■ Aim of the task ■
Write the data out again exactly, dropping any images it holds.

■ Data for this task ■

────

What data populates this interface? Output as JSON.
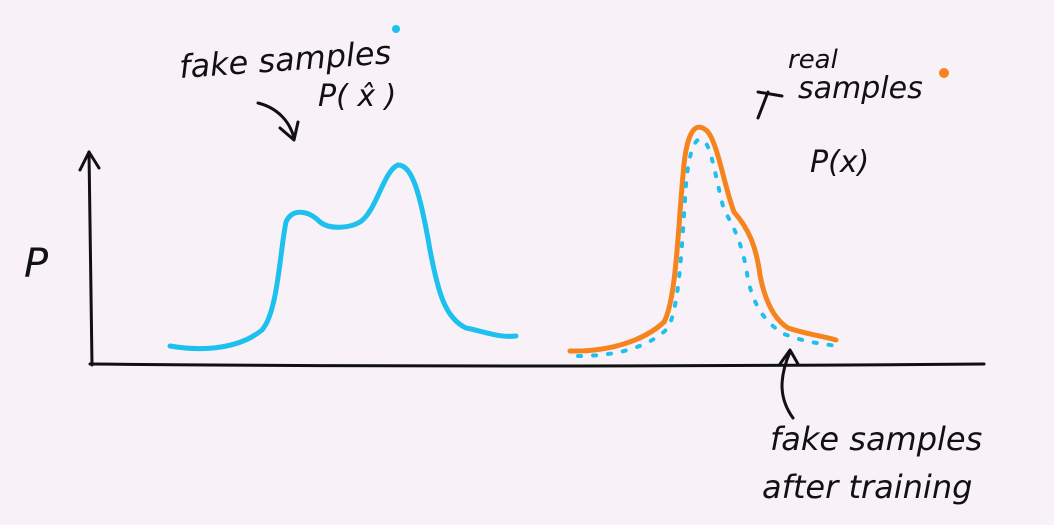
{
  "colors": {
    "background": "#f8f1f7",
    "ink": "#111111",
    "fake": "#1ec0ee",
    "real": "#f5841f"
  },
  "axis": {
    "y_label": "P"
  },
  "labels": {
    "fake_samples": "fake samples",
    "fake_dist": "P( x̂ )",
    "real_samples_line1": "real",
    "real_samples_line2": "samples",
    "real_dist": "P(x)",
    "after_training_line1": "fake samples",
    "after_training_line2": "after training"
  },
  "legend_markers": {
    "fake_marker": "fake",
    "real_marker": "real"
  }
}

────

■ Written response ■
What data populates this interface? Output as JSON.
{
  "colors": {
    "background": "#f8f1f7",
    "ink": "#111111",
    "fake": "#1ec0ee",
    "real": "#f5841f"
  },
  "axis": {
    "y_label": "P"
  },
  "labels": {
    "fake_samples": "fake samples",
    "fake_dist": "P( x̂ )",
    "real_samples_line1": "real",
    "real_samples_line2": "samples",
    "real_dist": "P(x)",
    "after_training_line1": "fake samples",
    "after_training_line2": "after training"
  },
  "legend_markers": {
    "fake_marker": "fake",
    "real_marker": "real"
  }
}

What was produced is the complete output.